-- START Extracted data --

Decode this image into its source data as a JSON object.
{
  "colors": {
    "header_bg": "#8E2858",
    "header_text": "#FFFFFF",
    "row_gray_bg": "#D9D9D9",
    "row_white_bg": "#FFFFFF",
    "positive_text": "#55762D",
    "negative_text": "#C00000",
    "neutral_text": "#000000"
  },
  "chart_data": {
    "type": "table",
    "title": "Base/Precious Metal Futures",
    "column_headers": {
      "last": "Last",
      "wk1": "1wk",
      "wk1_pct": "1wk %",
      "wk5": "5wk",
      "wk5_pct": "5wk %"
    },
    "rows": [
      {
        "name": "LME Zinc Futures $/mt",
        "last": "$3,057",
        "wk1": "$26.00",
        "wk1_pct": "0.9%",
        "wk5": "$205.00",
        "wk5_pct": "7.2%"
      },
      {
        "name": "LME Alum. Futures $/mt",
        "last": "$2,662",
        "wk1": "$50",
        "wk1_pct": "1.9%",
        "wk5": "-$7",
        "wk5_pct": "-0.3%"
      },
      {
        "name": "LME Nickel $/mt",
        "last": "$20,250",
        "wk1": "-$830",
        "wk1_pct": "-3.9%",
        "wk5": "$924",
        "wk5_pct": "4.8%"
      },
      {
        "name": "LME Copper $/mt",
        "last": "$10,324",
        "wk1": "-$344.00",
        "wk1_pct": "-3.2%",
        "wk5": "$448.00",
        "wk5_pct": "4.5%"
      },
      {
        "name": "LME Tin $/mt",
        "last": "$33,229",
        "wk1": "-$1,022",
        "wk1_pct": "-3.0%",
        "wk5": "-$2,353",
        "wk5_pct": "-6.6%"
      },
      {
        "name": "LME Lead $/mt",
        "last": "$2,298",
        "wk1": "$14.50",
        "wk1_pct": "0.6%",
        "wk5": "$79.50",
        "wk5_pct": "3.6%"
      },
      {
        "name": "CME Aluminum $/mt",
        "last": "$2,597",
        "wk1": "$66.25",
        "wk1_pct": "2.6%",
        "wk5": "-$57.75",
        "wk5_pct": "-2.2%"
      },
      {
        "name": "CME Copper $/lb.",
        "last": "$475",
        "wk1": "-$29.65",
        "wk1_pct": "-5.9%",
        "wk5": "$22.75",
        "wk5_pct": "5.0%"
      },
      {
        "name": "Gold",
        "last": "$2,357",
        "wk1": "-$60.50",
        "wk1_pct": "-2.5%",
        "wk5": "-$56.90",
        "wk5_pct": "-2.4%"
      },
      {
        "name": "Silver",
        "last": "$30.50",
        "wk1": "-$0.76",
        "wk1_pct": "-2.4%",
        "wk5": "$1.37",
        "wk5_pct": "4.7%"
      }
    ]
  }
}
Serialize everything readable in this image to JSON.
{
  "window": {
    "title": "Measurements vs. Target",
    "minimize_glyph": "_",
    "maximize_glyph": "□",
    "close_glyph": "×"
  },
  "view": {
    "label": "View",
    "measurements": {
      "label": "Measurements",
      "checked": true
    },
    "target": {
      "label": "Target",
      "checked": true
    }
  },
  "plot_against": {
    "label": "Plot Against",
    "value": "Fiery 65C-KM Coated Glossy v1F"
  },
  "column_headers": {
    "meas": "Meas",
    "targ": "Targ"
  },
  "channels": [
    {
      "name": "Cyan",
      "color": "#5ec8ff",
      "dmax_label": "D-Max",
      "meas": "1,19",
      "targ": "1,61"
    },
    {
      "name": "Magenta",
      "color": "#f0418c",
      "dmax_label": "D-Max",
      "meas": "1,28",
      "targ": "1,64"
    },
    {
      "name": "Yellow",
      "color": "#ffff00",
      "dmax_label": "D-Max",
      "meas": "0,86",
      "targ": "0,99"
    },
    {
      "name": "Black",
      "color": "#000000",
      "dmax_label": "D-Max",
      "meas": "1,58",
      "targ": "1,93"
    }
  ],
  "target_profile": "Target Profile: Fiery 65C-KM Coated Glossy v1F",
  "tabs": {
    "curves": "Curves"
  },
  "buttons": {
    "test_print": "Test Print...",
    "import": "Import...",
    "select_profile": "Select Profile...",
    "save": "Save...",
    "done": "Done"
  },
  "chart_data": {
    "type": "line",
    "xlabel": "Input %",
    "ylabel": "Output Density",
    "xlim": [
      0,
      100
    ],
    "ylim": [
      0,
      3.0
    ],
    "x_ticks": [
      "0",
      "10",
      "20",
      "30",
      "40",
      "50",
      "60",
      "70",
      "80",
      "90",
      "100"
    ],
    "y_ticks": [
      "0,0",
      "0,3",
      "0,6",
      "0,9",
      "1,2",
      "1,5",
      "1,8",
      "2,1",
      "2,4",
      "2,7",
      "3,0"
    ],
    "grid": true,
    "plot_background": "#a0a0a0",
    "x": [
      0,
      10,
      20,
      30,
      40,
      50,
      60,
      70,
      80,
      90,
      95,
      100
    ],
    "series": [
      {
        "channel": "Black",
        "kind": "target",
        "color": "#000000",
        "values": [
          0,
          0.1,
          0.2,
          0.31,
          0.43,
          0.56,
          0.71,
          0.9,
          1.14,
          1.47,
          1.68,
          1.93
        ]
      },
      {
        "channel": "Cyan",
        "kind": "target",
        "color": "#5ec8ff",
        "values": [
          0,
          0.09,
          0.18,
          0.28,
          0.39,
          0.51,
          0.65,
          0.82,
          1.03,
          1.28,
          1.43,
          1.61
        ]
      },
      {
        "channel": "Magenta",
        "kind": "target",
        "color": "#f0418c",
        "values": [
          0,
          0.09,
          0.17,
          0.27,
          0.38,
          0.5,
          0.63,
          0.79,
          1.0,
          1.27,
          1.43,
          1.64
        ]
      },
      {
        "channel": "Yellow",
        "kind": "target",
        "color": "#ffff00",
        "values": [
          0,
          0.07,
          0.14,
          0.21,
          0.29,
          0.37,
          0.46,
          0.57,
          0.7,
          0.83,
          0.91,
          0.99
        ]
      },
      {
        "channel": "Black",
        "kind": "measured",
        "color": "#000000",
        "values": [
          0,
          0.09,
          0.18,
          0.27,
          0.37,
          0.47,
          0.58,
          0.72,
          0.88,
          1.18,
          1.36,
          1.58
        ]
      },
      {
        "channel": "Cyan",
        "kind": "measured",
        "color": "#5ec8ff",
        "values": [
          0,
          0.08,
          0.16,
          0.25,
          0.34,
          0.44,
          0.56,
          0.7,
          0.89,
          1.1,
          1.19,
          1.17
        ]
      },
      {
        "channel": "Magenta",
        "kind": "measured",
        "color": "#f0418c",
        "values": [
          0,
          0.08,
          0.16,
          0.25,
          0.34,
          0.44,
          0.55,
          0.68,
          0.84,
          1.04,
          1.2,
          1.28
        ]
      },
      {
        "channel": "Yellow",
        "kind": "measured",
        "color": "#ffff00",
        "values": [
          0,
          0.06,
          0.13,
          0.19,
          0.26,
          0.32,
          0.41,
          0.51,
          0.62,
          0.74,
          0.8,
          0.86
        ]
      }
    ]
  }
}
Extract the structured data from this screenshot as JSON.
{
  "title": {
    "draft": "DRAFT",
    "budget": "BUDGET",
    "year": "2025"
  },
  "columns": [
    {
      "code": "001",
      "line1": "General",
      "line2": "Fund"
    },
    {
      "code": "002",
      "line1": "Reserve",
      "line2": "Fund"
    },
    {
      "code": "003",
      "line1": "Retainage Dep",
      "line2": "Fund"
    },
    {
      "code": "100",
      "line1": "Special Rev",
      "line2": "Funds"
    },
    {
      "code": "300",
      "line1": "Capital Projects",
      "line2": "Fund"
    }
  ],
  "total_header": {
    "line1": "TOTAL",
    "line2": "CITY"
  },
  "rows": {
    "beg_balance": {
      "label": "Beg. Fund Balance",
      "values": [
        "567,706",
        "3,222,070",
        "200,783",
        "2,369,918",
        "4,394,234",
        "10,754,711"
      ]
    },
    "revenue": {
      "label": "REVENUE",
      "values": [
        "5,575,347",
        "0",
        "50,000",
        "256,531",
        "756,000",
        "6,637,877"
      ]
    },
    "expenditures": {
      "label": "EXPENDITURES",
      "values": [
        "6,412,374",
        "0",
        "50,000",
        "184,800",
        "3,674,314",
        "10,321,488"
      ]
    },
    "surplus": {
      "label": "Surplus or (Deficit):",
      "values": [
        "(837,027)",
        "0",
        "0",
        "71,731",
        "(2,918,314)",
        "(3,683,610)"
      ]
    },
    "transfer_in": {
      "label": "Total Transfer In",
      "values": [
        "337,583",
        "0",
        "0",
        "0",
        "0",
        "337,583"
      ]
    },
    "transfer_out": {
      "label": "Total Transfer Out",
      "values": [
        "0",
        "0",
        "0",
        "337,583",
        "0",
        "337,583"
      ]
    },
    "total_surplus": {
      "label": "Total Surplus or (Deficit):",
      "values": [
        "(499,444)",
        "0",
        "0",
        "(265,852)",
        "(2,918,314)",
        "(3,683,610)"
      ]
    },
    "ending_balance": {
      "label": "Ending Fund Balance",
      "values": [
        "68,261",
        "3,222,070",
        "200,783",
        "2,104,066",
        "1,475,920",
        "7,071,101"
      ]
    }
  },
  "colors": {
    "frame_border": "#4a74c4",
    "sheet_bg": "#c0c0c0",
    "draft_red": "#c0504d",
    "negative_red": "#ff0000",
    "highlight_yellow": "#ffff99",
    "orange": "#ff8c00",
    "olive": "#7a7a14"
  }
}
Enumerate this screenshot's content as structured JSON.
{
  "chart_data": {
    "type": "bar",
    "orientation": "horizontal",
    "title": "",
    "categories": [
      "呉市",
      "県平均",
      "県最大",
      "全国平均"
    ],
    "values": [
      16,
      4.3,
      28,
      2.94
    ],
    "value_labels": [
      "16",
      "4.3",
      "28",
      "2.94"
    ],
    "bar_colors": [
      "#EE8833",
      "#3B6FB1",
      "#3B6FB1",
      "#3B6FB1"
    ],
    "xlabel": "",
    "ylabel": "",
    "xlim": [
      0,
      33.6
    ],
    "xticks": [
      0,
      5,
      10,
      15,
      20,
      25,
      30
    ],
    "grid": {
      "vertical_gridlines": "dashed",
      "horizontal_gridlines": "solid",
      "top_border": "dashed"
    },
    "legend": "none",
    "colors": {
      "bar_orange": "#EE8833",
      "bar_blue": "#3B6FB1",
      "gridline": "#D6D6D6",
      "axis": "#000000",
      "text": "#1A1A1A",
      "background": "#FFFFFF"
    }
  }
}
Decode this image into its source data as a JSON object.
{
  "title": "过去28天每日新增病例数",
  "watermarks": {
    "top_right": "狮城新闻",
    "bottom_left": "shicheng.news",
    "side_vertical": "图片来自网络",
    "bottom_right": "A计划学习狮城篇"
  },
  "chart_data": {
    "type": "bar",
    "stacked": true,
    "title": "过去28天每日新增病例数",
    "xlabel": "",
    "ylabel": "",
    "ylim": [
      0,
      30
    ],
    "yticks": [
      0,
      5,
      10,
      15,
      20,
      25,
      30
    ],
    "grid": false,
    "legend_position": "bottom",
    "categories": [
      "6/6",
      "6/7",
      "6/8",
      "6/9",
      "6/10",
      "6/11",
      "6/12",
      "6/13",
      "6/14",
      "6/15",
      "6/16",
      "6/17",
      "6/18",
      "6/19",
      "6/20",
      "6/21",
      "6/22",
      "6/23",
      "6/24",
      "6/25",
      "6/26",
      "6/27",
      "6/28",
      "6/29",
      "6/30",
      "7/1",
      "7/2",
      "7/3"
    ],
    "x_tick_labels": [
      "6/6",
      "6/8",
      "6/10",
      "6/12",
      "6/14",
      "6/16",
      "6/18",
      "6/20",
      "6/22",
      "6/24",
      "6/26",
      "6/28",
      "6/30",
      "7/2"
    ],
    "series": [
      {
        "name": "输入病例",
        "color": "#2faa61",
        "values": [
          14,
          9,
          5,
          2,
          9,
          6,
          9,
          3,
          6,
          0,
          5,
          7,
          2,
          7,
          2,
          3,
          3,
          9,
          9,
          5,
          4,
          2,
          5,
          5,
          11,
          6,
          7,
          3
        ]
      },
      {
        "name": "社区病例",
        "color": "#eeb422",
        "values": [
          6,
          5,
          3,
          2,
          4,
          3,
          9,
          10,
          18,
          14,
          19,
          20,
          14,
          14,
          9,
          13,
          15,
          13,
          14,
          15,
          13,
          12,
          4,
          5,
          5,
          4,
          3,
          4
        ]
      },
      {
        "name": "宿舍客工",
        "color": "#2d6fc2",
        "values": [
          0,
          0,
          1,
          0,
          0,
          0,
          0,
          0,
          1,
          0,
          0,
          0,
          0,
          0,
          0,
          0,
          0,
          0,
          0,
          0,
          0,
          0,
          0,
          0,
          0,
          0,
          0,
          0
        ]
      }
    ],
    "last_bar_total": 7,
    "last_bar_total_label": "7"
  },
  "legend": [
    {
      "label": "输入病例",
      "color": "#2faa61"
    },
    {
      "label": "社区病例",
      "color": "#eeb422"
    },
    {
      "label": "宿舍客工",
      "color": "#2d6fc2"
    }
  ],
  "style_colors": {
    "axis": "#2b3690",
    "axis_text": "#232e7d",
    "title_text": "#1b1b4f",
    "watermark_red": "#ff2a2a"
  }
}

-- END Extracted data --

Given task: All lines that include "structured" are to be gathered and copied.

Problem solution:
Extract the structured data from this screenshot as JSON.
Enumerate this screenshot's content as structured JSON.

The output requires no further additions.